**WORK TO BE COMPLETED**
You are to retype all of the data exactly as it appears.

===

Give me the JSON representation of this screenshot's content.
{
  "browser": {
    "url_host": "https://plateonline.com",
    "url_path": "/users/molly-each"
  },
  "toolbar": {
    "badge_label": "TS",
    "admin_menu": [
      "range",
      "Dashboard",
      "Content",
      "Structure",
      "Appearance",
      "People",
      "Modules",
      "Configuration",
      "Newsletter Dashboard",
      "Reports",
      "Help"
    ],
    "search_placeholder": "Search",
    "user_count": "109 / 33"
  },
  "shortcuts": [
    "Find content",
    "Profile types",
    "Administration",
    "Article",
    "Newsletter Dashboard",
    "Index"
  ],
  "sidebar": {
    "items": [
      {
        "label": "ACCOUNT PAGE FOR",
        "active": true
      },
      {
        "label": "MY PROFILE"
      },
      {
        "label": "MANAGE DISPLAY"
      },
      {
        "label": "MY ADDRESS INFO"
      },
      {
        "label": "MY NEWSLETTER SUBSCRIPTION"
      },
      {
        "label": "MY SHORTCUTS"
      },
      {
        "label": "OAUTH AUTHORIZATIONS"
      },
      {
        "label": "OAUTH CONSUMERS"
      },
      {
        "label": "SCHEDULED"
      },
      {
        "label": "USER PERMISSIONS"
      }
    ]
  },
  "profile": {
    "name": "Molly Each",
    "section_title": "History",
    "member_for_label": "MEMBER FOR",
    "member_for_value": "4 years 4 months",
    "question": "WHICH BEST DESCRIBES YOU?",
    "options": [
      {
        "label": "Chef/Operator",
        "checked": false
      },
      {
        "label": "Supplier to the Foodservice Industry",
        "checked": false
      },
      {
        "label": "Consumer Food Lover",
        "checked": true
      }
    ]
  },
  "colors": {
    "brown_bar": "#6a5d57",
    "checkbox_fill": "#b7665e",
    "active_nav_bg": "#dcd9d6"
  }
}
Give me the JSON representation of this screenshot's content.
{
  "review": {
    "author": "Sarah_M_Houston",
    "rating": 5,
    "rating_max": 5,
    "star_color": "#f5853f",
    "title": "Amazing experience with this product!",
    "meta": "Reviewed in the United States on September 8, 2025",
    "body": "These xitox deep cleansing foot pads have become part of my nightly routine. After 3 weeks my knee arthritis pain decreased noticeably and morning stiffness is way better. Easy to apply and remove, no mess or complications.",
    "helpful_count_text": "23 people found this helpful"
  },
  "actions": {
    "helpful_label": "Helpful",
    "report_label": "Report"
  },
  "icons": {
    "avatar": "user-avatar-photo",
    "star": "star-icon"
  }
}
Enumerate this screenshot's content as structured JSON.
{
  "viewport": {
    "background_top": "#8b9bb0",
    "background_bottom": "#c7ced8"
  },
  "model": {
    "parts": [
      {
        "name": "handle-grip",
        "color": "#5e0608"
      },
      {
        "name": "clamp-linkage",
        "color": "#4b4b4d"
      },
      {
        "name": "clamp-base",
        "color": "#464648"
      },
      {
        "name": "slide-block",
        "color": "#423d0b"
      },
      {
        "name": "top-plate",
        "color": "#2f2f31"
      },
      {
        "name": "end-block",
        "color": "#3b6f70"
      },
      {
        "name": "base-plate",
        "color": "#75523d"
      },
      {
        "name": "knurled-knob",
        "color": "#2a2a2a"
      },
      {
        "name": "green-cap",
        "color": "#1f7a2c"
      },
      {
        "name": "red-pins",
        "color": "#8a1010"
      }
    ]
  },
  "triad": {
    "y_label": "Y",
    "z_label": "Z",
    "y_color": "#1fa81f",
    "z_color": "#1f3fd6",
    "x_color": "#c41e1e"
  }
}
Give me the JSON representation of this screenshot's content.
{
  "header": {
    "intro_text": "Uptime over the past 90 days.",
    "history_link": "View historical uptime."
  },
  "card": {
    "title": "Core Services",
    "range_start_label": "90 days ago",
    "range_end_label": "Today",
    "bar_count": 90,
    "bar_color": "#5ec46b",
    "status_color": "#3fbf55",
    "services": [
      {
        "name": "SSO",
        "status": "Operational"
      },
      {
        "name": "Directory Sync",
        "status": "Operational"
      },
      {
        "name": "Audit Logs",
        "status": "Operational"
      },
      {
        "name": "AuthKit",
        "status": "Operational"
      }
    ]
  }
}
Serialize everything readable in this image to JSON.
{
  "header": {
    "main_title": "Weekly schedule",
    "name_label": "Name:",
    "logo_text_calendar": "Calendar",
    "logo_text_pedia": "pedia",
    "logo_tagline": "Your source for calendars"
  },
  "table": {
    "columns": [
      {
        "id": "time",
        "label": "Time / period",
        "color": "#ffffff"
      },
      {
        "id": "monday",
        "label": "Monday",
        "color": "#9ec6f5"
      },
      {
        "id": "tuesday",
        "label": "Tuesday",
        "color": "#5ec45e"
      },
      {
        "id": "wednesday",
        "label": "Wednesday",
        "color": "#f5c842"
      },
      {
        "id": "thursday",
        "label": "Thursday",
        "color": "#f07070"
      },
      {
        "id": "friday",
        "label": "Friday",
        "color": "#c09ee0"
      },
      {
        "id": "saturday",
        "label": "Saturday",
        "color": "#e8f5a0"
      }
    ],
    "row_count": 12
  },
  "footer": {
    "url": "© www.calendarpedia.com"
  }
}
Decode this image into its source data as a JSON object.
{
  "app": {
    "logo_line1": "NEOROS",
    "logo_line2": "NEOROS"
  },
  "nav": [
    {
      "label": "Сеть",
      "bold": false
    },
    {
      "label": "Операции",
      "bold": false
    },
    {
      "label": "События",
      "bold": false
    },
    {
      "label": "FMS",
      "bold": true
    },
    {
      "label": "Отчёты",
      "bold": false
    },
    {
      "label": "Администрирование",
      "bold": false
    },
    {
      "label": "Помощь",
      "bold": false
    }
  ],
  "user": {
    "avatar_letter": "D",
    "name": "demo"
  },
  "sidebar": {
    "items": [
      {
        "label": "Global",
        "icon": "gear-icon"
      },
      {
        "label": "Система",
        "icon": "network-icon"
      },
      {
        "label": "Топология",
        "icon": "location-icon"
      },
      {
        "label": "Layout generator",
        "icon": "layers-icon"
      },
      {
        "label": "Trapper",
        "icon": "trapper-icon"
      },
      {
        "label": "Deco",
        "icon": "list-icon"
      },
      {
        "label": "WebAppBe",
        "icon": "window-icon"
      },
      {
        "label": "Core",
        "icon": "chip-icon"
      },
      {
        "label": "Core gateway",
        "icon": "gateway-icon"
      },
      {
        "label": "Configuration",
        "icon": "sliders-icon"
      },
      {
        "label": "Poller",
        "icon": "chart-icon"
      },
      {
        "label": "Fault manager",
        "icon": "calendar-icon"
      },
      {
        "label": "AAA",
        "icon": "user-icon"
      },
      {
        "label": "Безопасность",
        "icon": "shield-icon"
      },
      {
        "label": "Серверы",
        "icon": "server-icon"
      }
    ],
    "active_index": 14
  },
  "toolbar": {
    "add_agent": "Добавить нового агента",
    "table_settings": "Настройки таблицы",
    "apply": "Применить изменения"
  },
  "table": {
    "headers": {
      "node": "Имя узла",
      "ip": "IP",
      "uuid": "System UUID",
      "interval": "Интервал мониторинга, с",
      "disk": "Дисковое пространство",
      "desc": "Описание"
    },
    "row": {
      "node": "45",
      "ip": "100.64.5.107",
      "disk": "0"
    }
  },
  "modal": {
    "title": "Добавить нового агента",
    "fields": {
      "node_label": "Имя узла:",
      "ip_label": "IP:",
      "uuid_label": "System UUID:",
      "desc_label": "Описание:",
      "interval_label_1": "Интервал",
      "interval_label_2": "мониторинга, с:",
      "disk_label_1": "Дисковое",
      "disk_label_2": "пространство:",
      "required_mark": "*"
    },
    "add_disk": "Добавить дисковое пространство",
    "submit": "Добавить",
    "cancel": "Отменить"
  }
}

===

**RESULT OF THE TASK**
Give me the JSON representation of this screenshot's content.
{
  "browser": {
    "url_host": "https://plateonline.com",
    "url_path": "/users/molly-each"
  },
  "toolbar": {
    "badge_label": "TS",
    "admin_menu": [
      "range",
      "Dashboard",
      "Content",
      "Structure",
      "Appearance",
      "People",
      "Modules",
      "Configuration",
      "Newsletter Dashboard",
      "Reports",
      "Help"
    ],
    "search_placeholder": "Search",
    "user_count": "109 / 33"
  },
  "shortcuts": [
    "Find content",
    "Profile types",
    "Administration",
    "Article",
    "Newsletter Dashboard",
    "Index"
  ],
  "sidebar": {
    "items": [
      {
        "label": "ACCOUNT PAGE FOR",
        "active": true
      },
      {
        "label": "MY PROFILE"
      },
      {
        "label": "MANAGE DISPLAY"
      },
      {
        "label": "MY ADDRESS INFO"
      },
      {
        "label": "MY NEWSLETTER SUBSCRIPTION"
      },
      {
        "label": "MY SHORTCUTS"
      },
      {
        "label": "OAUTH AUTHORIZATIONS"
      },
      {
        "label": "OAUTH CONSUMERS"
      },
      {
        "label": "SCHEDULED"
      },
      {
        "label": "USER PERMISSIONS"
      }
    ]
  },
  "profile": {
    "name": "Molly Each",
    "section_title": "History",
    "member_for_label": "MEMBER FOR",
    "member_for_value": "4 years 4 months",
    "question": "WHICH BEST DESCRIBES YOU?",
    "options": [
      {
        "label": "Chef/Operator",
        "checked": false
      },
      {
        "label": "Supplier to the Foodservice Industry",
        "checked": false
      },
      {
        "label": "Consumer Food Lover",
        "checked": true
      }
    ]
  },
  "colors": {
    "brown_bar": "#6a5d57",
    "checkbox_fill": "#b7665e",
    "active_nav_bg": "#dcd9d6"
  }
}
Give me the JSON representation of this screenshot's content.
{
  "review": {
    "author": "Sarah_M_Houston",
    "rating": 5,
    "rating_max": 5,
    "star_color": "#f5853f",
    "title": "Amazing experience with this product!",
    "meta": "Reviewed in the United States on September 8, 2025",
    "body": "These xitox deep cleansing foot pads have become part of my nightly routine. After 3 weeks my knee arthritis pain decreased noticeably and morning stiffness is way better. Easy to apply and remove, no mess or complications.",
    "helpful_count_text": "23 people found this helpful"
  },
  "actions": {
    "helpful_label": "Helpful",
    "report_label": "Report"
  },
  "icons": {
    "avatar": "user-avatar-photo",
    "star": "star-icon"
  }
}
Enumerate this screenshot's content as structured JSON.
{
  "viewport": {
    "background_top": "#8b9bb0",
    "background_bottom": "#c7ced8"
  },
  "model": {
    "parts": [
      {
        "name": "handle-grip",
        "color": "#5e0608"
      },
      {
        "name": "clamp-linkage",
        "color": "#4b4b4d"
      },
      {
        "name": "clamp-base",
        "color": "#464648"
      },
      {
        "name": "slide-block",
        "color": "#423d0b"
      },
      {
        "name": "top-plate",
        "color": "#2f2f31"
      },
      {
        "name": "end-block",
        "color": "#3b6f70"
      },
      {
        "name": "base-plate",
        "color": "#75523d"
      },
      {
        "name": "knurled-knob",
        "color": "#2a2a2a"
      },
      {
        "name": "green-cap",
        "color": "#1f7a2c"
      },
      {
        "name": "red-pins",
        "color": "#8a1010"
      }
    ]
  },
  "triad": {
    "y_label": "Y",
    "z_label": "Z",
    "y_color": "#1fa81f",
    "z_color": "#1f3fd6",
    "x_color": "#c41e1e"
  }
}
Give me the JSON representation of this screenshot's content.
{
  "header": {
    "intro_text": "Uptime over the past 90 days.",
    "history_link": "View historical uptime."
  },
  "card": {
    "title": "Core Services",
    "range_start_label": "90 days ago",
    "range_end_label": "Today",
    "bar_count": 90,
    "bar_color": "#5ec46b",
    "status_color": "#3fbf55",
    "services": [
      {
        "name": "SSO",
        "status": "Operational"
      },
      {
        "name": "Directory Sync",
        "status": "Operational"
      },
      {
        "name": "Audit Logs",
        "status": "Operational"
      },
      {
        "name": "AuthKit",
        "status": "Operational"
      }
    ]
  }
}
Serialize everything readable in this image to JSON.
{
  "header": {
    "main_title": "Weekly schedule",
    "name_label": "Name:",
    "logo_text_calendar": "Calendar",
    "logo_text_pedia": "pedia",
    "logo_tagline": "Your source for calendars"
  },
  "table": {
    "columns": [
      {
        "id": "time",
        "label": "Time / period",
        "color": "#ffffff"
      },
      {
        "id": "monday",
        "label": "Monday",
        "color": "#9ec6f5"
      },
      {
        "id": "tuesday",
        "label": "Tuesday",
        "color": "#5ec45e"
      },
      {
        "id": "wednesday",
        "label": "Wednesday",
        "color": "#f5c842"
      },
      {
        "id": "thursday",
        "label": "Thursday",
        "color": "#f07070"
      },
      {
        "id": "friday",
        "label": "Friday",
        "color": "#c09ee0"
      },
      {
        "id": "saturday",
        "label": "Saturday",
        "color": "#e8f5a0"
      }
    ],
    "row_count": 12
  },
  "footer": {
    "url": "© www.calendarpedia.com"
  }
}
Decode this image into its source data as a JSON object.
{
  "app": {
    "logo_line1": "NEOROS",
    "logo_line2": "NEOROS"
  },
  "nav": [
    {
      "label": "Сеть",
      "bold": false
    },
    {
      "label": "Операции",
      "bold": false
    },
    {
      "label": "События",
      "bold": false
    },
    {
      "label": "FMS",
      "bold": true
    },
    {
      "label": "Отчёты",
      "bold": false
    },
    {
      "label": "Администрирование",
      "bold": false
    },
    {
      "label": "Помощь",
      "bold": false
    }
  ],
  "user": {
    "avatar_letter": "D",
    "name": "demo"
  },
  "sidebar": {
    "items": [
      {
        "label": "Global",
        "icon": "gear-icon"
      },
      {
        "label": "Система",
        "icon": "network-icon"
      },
      {
        "label": "Топология",
        "icon": "location-icon"
      },
      {
        "label": "Layout generator",
        "icon": "layers-icon"
      },
      {
        "label": "Trapper",
        "icon": "trapper-icon"
      },
      {
        "label": "Deco",
        "icon": "list-icon"
      },
      {
        "label": "WebAppBe",
        "icon": "window-icon"
      },
      {
        "label": "Core",
        "icon": "chip-icon"
      },
      {
        "label": "Core gateway",
        "icon": "gateway-icon"
      },
      {
        "label": "Configuration",
        "icon": "sliders-icon"
      },
      {
        "label": "Poller",
        "icon": "chart-icon"
      },
      {
        "label": "Fault manager",
        "icon": "calendar-icon"
      },
      {
        "label": "AAA",
        "icon": "user-icon"
      },
      {
        "label": "Безопасность",
        "icon": "shield-icon"
      },
      {
        "label": "Серверы",
        "icon": "server-icon"
      }
    ],
    "active_index": 14
  },
  "toolbar": {
    "add_agent": "Добавить нового агента",
    "table_settings": "Настройки таблицы",
    "apply": "Применить изменения"
  },
  "table": {
    "headers": {
      "node": "Имя узла",
      "ip": "IP",
      "uuid": "System UUID",
      "interval": "Интервал мониторинга, с",
      "disk": "Дисковое пространство",
      "desc": "Описание"
    },
    "row": {
      "node": "45",
      "ip": "100.64.5.107",
      "disk": "0"
    }
  },
  "modal": {
    "title": "Добавить нового агента",
    "fields": {
      "node_label": "Имя узла:",
      "ip_label": "IP:",
      "uuid_label": "System UUID:",
      "desc_label": "Описание:",
      "interval_label_1": "Интервал",
      "interval_label_2": "мониторинга, с:",
      "disk_label_1": "Дисковое",
      "disk_label_2": "пространство:",
      "required_mark": "*"
    },
    "add_disk": "Добавить дисковое пространство",
    "submit": "Добавить",
    "cancel": "Отменить"
  }
}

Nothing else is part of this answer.